## [Source passage]
I Took A Solo Trip To Seoul - And Here Are The Useful Tips I Learnt


Shasha Dania •  Jan 17, 2020

In December 2019 I crossed something off my bucket list and finally made a solo trip to Seoul! ? As someone who's wary of travelling in winter, this trip meant a lot to me as a sort of personal challenge too. From staying in a shared guesthouse dormitory to trying to travelling light with a backpack, the trip was full of many travel 'firsts' and although it was challenging at times I ended up loving the city even more by the end!

Credit: Giphy

That being said, I definitely had to think on my feet at times and I even learnt some things I wish I'd known while planning my trip. ? If you're thinking of travelling solo to Seoul (for a 'Seoul-o' experience ?) keep reading for some useful tips on how to navigate the public transport, which halal eateries you have to visit, and how to survive the Korean winter!

1. Is it safe for a Muslim (woman) to travel solo in Seoul?

Safety is definitely the most important consideration when you're solo travelling. I've been to Seoul twice since 2018 (once with friends and once on my own), and both times I felt safe going out in the day and after sunset while walking alone. I did get cat-called once in 2018 but I never had any hostile encounters on the street. It's common to see some drunk people on the streets at night (especially on a Friday or Saturday) as South Korea has a strong drinking culture, but they won't get aggressive towards you and it's best to just leave them alone.

It's also more common to see hijabis in Seoul now particularly at Myeongdong, Hongdae, Itaewon, and at the major attractions. ? One of our writers even got to try on a traditional hanbok during her previous trip to Seoul that complemented her hijab! I saw quite a few hijabis wearing similar outfits around Bukchon Hanok Village and Gyeongbokgung Palace during my trip, and no one bothered or stared at them. ☺️ There were a few staying in the same guesthouse as me, and I also saw some solo hijabi travellers in the halal restaurants I visited. Overall I did feel very safe even though I was a bit nervous going back to my guesthouse at night just because it was dark, late, and cold.

Stored items from a collection:
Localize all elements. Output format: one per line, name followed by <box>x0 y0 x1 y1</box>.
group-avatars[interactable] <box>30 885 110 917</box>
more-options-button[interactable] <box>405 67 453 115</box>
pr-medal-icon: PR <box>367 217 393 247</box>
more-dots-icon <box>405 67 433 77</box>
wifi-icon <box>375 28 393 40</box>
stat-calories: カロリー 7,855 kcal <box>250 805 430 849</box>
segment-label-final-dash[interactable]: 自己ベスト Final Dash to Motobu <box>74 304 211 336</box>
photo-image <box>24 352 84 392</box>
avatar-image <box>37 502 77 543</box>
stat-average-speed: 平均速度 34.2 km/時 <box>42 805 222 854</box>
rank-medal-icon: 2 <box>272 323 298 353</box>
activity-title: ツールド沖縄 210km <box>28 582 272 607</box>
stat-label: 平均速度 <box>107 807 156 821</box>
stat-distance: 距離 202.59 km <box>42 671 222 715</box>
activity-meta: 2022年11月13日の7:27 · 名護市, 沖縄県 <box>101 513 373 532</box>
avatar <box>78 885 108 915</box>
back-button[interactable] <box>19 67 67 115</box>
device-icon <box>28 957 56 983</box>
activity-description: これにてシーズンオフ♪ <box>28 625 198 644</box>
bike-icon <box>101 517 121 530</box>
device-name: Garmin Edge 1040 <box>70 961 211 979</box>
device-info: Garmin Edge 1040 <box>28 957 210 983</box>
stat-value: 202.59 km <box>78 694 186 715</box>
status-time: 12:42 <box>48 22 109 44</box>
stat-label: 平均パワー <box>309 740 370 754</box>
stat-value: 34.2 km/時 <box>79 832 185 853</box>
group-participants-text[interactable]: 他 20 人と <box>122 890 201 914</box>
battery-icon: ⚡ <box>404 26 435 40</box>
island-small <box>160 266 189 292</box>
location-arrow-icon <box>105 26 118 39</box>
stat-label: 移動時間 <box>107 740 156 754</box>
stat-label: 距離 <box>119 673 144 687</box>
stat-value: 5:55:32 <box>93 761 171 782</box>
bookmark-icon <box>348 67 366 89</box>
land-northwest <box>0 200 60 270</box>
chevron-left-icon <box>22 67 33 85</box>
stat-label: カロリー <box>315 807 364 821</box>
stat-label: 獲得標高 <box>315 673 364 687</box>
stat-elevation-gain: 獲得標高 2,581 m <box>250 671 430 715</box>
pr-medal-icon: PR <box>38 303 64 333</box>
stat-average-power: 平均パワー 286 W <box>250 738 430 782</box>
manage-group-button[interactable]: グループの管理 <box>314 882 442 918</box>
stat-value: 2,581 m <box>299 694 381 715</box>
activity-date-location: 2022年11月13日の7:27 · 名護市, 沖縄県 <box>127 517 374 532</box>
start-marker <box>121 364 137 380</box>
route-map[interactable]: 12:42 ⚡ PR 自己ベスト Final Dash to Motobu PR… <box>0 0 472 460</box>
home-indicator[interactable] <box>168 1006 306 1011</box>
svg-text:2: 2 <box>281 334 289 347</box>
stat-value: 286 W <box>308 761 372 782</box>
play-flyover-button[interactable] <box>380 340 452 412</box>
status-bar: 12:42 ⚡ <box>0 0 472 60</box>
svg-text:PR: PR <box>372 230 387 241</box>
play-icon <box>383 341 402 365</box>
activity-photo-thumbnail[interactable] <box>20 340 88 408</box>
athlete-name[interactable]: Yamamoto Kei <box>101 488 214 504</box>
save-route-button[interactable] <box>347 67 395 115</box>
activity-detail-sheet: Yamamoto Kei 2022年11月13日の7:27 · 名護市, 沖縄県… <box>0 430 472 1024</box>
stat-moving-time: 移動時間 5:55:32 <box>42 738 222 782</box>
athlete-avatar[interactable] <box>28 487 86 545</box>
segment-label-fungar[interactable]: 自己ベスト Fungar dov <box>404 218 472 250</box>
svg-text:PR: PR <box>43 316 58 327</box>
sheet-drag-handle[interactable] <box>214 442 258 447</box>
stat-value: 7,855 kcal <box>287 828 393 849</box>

## [Short task 1]
In the Seoul travel article, when did the writer take the solo trip?
## [Short task 2]
Update the part of the Seoul travel article that opens with "Credit: Giphy" and closes with "solo in Seoul?", using "subway system" in place of "public transport".

## [Answer 1]
December 2019.

## [Answer 2]
Credit: Giphy

That being said, I definitely had to think on my feet at times and I even learnt some things I wish I'd known while planning my trip. ? If you're thinking of travelling solo to Seoul (for a 'Seoul-o' experience ?) keep reading for some useful tips on how to navigate the subway system, which halal eateries you have to visit, and how to survive the Korean winter!

1. Is it safe for a Muslim (woman) to travel solo in Seoul?